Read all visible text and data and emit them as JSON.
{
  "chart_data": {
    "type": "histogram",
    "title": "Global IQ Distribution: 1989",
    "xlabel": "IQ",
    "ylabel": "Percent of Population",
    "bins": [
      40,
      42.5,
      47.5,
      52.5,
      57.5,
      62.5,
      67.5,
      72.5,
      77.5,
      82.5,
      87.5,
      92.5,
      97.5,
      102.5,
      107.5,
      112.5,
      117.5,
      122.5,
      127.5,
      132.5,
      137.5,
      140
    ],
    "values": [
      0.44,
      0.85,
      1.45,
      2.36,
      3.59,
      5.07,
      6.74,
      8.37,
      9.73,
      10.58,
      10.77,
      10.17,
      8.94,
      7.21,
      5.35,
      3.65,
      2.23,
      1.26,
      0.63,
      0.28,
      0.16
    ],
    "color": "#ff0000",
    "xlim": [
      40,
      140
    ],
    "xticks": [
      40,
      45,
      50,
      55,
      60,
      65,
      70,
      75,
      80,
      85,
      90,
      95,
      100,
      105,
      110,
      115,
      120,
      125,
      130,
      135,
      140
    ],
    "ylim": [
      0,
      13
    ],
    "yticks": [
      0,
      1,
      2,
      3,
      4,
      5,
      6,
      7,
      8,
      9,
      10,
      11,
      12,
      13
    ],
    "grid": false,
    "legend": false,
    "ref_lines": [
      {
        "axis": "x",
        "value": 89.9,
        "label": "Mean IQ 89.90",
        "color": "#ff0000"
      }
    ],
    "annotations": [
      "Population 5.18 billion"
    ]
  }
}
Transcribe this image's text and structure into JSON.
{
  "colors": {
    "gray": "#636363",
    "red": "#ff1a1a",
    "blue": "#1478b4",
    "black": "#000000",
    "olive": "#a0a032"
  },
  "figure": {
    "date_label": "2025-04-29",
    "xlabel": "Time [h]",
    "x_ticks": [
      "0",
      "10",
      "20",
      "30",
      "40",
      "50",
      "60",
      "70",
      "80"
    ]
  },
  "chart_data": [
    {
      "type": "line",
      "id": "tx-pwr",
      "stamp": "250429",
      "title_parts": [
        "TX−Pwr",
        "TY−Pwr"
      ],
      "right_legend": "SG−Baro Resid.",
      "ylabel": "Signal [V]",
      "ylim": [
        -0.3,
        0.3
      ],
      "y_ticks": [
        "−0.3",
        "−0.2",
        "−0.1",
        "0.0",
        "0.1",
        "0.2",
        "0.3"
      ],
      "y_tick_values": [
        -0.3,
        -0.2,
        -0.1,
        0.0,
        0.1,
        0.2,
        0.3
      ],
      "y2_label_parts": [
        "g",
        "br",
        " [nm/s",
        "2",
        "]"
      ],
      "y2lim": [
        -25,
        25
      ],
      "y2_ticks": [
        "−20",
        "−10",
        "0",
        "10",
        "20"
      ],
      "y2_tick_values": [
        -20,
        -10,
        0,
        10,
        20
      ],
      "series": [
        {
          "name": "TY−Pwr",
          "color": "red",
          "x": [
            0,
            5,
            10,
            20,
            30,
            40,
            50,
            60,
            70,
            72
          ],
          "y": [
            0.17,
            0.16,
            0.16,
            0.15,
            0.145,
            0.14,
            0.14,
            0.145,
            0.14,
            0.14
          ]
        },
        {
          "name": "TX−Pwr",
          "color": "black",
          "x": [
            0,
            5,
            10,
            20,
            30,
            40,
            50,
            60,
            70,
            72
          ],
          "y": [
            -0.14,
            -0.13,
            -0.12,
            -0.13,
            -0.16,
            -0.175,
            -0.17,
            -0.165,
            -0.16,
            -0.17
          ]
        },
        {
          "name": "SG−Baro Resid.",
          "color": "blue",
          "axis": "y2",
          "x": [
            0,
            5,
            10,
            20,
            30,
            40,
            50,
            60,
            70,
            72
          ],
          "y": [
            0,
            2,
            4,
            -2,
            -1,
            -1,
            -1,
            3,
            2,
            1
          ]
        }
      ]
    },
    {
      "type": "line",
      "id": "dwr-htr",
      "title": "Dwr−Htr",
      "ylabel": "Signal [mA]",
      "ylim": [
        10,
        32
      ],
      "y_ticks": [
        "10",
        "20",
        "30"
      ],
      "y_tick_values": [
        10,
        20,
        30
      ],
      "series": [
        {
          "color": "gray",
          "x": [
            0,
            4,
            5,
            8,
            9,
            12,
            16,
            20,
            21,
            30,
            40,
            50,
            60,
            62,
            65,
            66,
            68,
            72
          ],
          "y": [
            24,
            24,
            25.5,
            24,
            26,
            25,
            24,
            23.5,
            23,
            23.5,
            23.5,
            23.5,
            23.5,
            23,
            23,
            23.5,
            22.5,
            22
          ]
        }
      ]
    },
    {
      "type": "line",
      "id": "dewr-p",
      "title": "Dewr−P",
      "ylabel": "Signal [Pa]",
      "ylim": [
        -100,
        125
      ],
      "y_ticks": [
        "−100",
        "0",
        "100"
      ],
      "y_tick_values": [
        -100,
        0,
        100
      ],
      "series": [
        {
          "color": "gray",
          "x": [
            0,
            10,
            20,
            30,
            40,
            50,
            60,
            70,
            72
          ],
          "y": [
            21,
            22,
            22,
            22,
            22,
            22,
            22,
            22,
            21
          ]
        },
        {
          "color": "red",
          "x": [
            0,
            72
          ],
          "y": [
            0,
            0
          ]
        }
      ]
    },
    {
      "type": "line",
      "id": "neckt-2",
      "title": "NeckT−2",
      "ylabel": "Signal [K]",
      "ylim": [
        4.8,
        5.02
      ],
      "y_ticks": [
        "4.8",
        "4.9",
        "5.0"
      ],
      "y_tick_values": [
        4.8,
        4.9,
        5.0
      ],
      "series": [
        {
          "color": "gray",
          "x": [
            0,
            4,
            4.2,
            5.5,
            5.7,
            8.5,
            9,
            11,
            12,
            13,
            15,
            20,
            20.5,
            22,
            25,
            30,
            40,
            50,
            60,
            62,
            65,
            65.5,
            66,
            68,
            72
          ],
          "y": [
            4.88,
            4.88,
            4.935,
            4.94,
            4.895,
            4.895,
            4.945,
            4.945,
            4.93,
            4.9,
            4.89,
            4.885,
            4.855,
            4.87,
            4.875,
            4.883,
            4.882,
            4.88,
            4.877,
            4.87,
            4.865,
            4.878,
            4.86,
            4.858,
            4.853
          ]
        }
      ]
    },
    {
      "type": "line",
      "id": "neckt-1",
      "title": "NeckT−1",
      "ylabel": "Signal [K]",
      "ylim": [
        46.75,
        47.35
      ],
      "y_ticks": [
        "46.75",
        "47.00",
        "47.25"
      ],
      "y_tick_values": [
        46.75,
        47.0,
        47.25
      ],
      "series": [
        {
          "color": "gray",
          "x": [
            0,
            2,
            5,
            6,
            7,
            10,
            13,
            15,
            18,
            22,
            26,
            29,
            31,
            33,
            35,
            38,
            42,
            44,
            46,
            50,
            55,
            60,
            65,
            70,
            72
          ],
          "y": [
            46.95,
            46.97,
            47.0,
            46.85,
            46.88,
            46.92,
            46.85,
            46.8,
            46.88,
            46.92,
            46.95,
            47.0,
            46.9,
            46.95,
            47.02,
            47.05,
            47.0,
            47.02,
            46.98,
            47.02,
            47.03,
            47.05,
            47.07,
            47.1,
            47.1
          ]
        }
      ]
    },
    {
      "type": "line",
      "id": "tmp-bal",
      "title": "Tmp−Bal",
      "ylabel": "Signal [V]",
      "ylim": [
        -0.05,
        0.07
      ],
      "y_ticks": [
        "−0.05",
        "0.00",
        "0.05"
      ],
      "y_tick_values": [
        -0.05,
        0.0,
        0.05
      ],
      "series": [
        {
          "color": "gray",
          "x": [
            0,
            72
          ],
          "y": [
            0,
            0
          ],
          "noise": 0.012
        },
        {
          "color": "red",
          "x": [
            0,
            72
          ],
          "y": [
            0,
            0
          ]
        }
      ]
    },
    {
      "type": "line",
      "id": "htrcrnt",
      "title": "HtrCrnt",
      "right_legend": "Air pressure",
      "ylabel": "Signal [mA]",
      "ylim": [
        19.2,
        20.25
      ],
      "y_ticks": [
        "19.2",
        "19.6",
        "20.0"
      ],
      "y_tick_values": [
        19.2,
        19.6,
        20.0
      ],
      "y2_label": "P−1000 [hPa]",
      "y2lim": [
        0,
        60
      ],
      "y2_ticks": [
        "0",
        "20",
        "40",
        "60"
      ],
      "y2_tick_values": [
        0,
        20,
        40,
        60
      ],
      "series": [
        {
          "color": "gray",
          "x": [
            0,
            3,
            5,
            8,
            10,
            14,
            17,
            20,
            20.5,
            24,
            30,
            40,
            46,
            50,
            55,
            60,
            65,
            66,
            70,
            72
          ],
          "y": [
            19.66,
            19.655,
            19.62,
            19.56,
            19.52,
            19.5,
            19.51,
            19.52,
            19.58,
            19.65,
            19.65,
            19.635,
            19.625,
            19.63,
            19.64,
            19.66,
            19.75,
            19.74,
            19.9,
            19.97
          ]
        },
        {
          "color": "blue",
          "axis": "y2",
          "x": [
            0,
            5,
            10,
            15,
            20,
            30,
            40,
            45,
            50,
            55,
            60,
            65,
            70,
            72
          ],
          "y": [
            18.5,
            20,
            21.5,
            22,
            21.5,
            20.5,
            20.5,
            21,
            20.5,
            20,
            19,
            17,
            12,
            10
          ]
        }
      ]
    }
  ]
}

- **Requirement**:
Using the listing, copy every line where the word "Resid" shows up.

- **Complete response**:
      "right_legend": "SG−Baro Resid.",
          "name": "SG−Baro Resid.",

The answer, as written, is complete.